* WHAT IS BEING ASKED: Drop the images; return everything else in the listing below exactly.

* PROVIDED ENTRIES:
---*---
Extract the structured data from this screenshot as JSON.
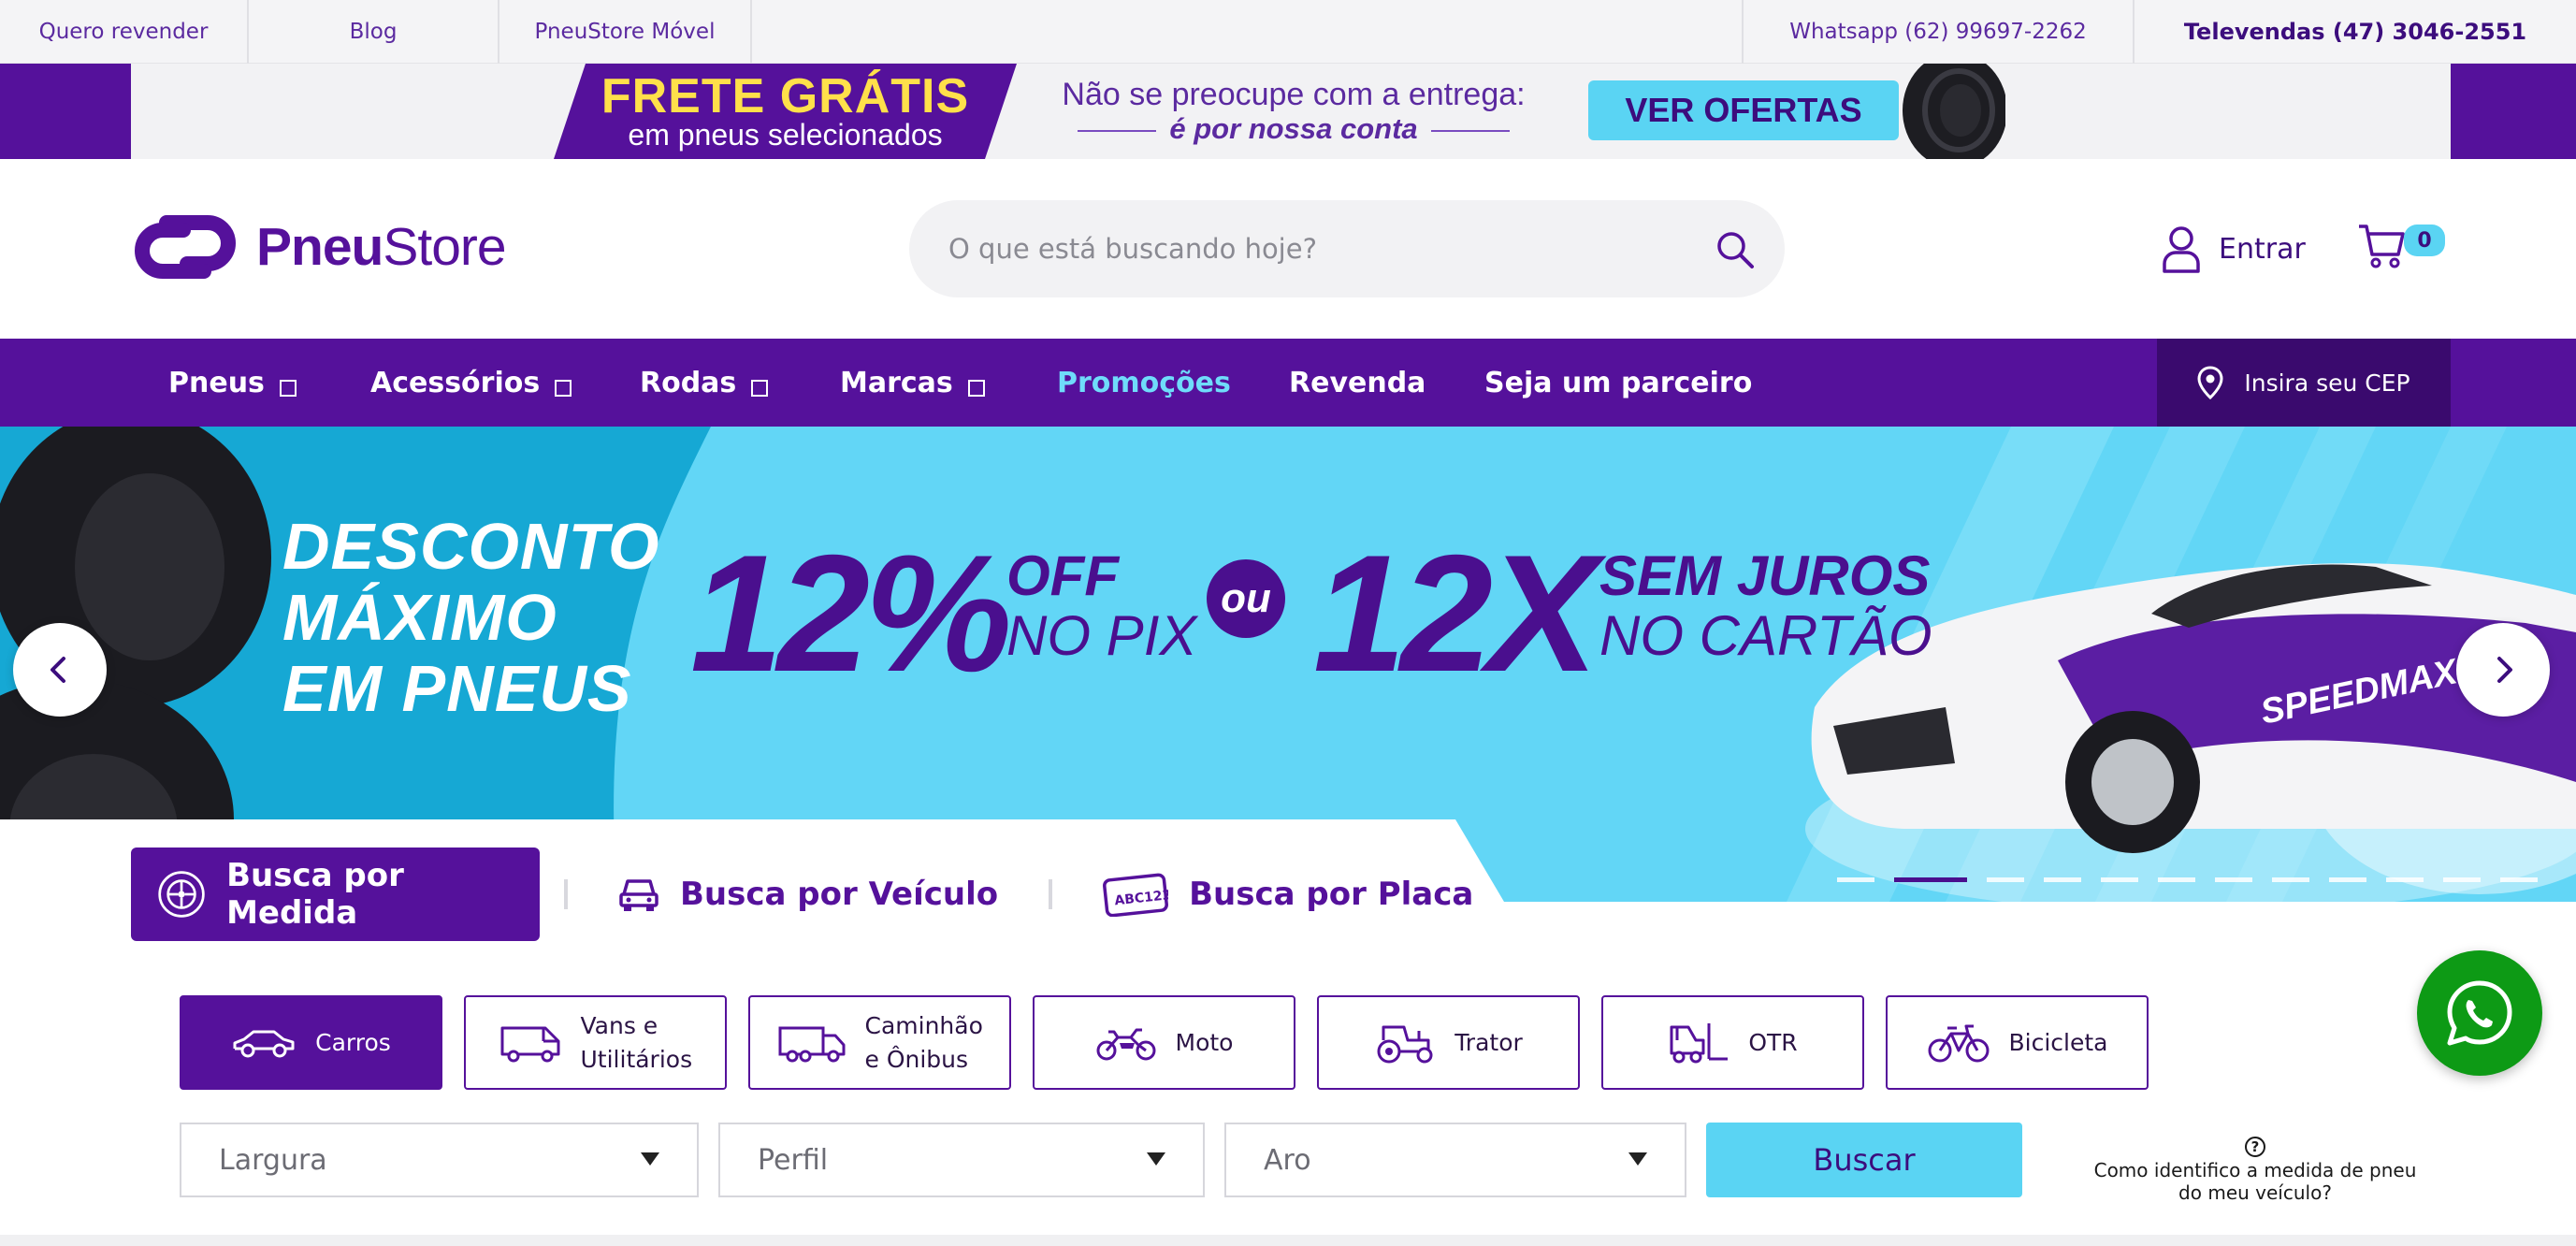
{
  "topbar": {
    "links_left": [
      "Quero revender",
      "Blog",
      "PneuStore Móvel"
    ],
    "whatsapp": "Whatsapp (62) 99697-2262",
    "televendas": "Televendas (47) 3046-2551"
  },
  "promo": {
    "frete_title": "FRETE GRÁTIS",
    "frete_sub": "em pneus selecionados",
    "msg_line1": "Não se preocupe com a entrega:",
    "msg_line2": "é por nossa conta",
    "cta": "VER OFERTAS"
  },
  "header": {
    "logo_bold": "Pneu",
    "logo_light": "Store",
    "search_placeholder": "O que está buscando hoje?",
    "login_label": "Entrar",
    "cart_count": "0"
  },
  "nav": {
    "items": [
      {
        "label": "Pneus",
        "dropdown": true
      },
      {
        "label": "Acessórios",
        "dropdown": true
      },
      {
        "label": "Rodas",
        "dropdown": true
      },
      {
        "label": "Marcas",
        "dropdown": true
      },
      {
        "label": "Promoções",
        "dropdown": false
      },
      {
        "label": "Revenda",
        "dropdown": false
      },
      {
        "label": "Seja um parceiro",
        "dropdown": false
      }
    ],
    "cep_label": "Insira seu CEP"
  },
  "hero": {
    "headline": [
      "DESCONTO",
      "MÁXIMO",
      "EM PNEUS"
    ],
    "pct": "12%",
    "pct_sub1": "OFF",
    "pct_sub2": "NO PIX",
    "ou": "ou",
    "installments": "12X",
    "inst_sub1": "SEM JUROS",
    "inst_sub2": "NO CARTÃO",
    "car_brand": "SPEEDMAX",
    "slide_count": 12,
    "active_slide": 2
  },
  "search_tabs": [
    "Busca por Medida",
    "Busca por Veículo",
    "Busca por Placa"
  ],
  "plate_text": "ABC123",
  "vehicle_types": [
    "Carros",
    "Vans e Utilitários",
    "Caminhão e Ônibus",
    "Moto",
    "Trator",
    "OTR",
    "Bicicleta"
  ],
  "selects": {
    "largura": "Largura",
    "perfil": "Perfil",
    "aro": "Aro"
  },
  "buscar_label": "Buscar",
  "help_text": "Como identifico a medida de pneu do meu veículo?",
  "colors": {
    "primary": "#55119b",
    "accent": "#5ad4f3",
    "promo_yellow": "#ffe04a",
    "whatsapp_green": "#0d9a15"
  }
}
---*---
* FINISHED TASK:
Extract the structured data from this screenshot as JSON.
{
  "topbar": {
    "links_left": [
      "Quero revender",
      "Blog",
      "PneuStore Móvel"
    ],
    "whatsapp": "Whatsapp (62) 99697-2262",
    "televendas": "Televendas (47) 3046-2551"
  },
  "promo": {
    "frete_title": "FRETE GRÁTIS",
    "frete_sub": "em pneus selecionados",
    "msg_line1": "Não se preocupe com a entrega:",
    "msg_line2": "é por nossa conta",
    "cta": "VER OFERTAS"
  },
  "header": {
    "logo_bold": "Pneu",
    "logo_light": "Store",
    "search_placeholder": "O que está buscando hoje?",
    "login_label": "Entrar",
    "cart_count": "0"
  },
  "nav": {
    "items": [
      {
        "label": "Pneus",
        "dropdown": true
      },
      {
        "label": "Acessórios",
        "dropdown": true
      },
      {
        "label": "Rodas",
        "dropdown": true
      },
      {
        "label": "Marcas",
        "dropdown": true
      },
      {
        "label": "Promoções",
        "dropdown": false
      },
      {
        "label": "Revenda",
        "dropdown": false
      },
      {
        "label": "Seja um parceiro",
        "dropdown": false
      }
    ],
    "cep_label": "Insira seu CEP"
  },
  "hero": {
    "headline": [
      "DESCONTO",
      "MÁXIMO",
      "EM PNEUS"
    ],
    "pct": "12%",
    "pct_sub1": "OFF",
    "pct_sub2": "NO PIX",
    "ou": "ou",
    "installments": "12X",
    "inst_sub1": "SEM JUROS",
    "inst_sub2": "NO CARTÃO",
    "car_brand": "SPEEDMAX",
    "slide_count": 12,
    "active_slide": 2
  },
  "search_tabs": [
    "Busca por Medida",
    "Busca por Veículo",
    "Busca por Placa"
  ],
  "plate_text": "ABC123",
  "vehicle_types": [
    "Carros",
    "Vans e Utilitários",
    "Caminhão e Ônibus",
    "Moto",
    "Trator",
    "OTR",
    "Bicicleta"
  ],
  "selects": {
    "largura": "Largura",
    "perfil": "Perfil",
    "aro": "Aro"
  },
  "buscar_label": "Buscar",
  "help_text": "Como identifico a medida de pneu do meu veículo?",
  "colors": {
    "primary": "#55119b",
    "accent": "#5ad4f3",
    "promo_yellow": "#ffe04a",
    "whatsapp_green": "#0d9a15"
  }
}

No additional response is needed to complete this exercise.